**Stated task:** Looking at the data below, count the lines that contain the string "kompas". Write only the total.

+===+

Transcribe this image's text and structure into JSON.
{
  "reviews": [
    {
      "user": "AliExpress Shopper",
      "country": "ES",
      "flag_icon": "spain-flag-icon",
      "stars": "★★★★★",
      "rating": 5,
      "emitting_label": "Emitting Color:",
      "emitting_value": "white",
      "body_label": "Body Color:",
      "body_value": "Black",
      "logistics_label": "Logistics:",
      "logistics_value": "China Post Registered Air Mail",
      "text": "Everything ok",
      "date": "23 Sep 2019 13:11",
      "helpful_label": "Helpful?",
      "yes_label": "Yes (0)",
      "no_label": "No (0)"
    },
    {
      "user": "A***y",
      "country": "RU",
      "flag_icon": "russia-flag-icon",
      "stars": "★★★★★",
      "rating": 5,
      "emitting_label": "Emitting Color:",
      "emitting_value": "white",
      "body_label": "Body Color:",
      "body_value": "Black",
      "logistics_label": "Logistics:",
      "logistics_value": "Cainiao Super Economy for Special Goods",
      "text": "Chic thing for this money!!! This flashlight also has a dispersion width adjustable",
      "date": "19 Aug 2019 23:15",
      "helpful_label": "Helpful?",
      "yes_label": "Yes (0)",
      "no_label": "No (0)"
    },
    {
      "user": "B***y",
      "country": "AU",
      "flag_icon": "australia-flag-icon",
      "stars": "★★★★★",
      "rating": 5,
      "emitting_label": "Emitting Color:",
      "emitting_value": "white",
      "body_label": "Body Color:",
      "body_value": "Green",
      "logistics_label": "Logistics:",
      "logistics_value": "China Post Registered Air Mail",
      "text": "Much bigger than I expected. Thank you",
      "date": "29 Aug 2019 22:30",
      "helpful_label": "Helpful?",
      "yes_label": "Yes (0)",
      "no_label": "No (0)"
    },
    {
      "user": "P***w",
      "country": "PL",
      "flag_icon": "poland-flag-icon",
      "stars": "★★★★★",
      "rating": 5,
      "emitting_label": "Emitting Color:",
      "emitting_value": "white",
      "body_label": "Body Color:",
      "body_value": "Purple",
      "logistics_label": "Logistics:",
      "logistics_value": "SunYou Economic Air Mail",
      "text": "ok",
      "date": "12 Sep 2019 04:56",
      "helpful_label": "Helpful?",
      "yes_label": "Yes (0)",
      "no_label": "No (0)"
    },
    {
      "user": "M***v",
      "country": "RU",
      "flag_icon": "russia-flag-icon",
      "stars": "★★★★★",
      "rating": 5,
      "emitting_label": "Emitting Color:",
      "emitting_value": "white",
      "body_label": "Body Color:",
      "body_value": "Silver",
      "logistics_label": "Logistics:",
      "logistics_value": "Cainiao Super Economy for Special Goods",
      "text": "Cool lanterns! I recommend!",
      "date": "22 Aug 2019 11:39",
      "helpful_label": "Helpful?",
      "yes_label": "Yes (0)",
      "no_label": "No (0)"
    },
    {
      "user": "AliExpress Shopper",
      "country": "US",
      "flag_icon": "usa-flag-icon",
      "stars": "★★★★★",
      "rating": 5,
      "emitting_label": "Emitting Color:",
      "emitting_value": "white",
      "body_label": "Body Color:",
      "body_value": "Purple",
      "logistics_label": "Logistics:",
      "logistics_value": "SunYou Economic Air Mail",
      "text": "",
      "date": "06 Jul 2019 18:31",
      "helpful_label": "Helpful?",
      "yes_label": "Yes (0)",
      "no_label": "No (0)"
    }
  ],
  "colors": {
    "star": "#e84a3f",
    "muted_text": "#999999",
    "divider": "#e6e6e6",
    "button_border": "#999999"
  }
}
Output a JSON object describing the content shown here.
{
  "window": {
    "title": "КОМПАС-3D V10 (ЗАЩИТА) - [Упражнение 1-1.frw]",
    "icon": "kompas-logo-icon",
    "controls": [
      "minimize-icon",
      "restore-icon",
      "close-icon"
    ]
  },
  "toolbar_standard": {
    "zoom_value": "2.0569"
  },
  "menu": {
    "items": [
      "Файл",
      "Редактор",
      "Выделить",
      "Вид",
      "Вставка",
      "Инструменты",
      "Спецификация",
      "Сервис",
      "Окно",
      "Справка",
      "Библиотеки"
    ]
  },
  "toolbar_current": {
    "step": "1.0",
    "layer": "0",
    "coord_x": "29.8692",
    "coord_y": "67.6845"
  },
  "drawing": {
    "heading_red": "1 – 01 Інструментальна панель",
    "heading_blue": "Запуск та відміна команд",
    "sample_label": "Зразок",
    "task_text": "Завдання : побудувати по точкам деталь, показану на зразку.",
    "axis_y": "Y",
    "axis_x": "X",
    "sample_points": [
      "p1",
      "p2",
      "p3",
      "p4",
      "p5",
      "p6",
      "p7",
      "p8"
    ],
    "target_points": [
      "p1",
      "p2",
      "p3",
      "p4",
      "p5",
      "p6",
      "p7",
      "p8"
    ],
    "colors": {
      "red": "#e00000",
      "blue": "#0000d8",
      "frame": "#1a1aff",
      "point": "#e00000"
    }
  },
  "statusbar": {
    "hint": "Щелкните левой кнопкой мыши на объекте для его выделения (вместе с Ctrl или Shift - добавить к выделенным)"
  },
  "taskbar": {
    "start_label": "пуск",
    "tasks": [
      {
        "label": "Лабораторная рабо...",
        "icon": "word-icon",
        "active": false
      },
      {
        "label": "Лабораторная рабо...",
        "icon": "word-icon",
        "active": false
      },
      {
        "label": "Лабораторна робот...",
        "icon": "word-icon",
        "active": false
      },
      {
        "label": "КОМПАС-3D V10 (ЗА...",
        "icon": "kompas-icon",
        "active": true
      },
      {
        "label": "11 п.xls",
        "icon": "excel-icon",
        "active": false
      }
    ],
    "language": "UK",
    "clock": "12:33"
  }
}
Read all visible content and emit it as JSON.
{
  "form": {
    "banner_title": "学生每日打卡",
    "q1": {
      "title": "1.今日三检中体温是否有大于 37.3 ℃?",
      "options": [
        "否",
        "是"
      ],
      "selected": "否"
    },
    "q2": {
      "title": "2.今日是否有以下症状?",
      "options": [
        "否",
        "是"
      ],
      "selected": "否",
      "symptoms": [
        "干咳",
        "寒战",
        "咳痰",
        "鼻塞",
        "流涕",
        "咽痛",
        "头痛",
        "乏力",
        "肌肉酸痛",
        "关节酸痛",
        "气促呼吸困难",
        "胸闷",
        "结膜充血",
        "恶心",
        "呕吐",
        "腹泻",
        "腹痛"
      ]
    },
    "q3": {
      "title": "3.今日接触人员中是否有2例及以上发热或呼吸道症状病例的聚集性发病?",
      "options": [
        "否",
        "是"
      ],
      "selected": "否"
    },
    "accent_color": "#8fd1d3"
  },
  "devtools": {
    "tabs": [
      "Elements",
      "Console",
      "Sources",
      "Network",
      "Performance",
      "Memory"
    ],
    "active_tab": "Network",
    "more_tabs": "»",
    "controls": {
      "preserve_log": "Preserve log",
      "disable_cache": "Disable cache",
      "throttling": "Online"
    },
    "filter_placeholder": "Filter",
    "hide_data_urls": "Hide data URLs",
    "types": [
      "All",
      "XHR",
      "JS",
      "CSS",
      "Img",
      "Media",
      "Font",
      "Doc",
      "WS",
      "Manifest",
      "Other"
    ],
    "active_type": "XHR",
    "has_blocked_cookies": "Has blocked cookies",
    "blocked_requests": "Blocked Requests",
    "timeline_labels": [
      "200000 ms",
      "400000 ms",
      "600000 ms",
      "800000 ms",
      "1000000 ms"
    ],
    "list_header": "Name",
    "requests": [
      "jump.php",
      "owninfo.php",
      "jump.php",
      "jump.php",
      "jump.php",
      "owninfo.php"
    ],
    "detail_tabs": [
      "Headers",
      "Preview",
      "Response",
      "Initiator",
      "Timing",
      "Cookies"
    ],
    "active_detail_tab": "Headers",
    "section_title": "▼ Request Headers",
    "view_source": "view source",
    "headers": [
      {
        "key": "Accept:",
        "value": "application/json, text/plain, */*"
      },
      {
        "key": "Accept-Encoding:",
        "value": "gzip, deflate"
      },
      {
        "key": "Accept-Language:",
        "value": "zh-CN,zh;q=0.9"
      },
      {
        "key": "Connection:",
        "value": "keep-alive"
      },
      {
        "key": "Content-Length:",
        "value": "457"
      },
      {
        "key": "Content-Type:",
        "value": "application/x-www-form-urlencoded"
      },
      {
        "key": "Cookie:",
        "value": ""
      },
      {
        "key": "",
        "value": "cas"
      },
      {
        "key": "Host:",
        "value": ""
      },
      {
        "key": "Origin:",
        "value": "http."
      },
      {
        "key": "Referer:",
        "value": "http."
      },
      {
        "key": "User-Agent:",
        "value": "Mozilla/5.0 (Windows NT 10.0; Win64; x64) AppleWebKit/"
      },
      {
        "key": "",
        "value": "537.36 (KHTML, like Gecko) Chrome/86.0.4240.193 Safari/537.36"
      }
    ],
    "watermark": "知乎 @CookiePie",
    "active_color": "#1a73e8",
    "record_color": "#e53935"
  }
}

+===+

**Written solution:** 2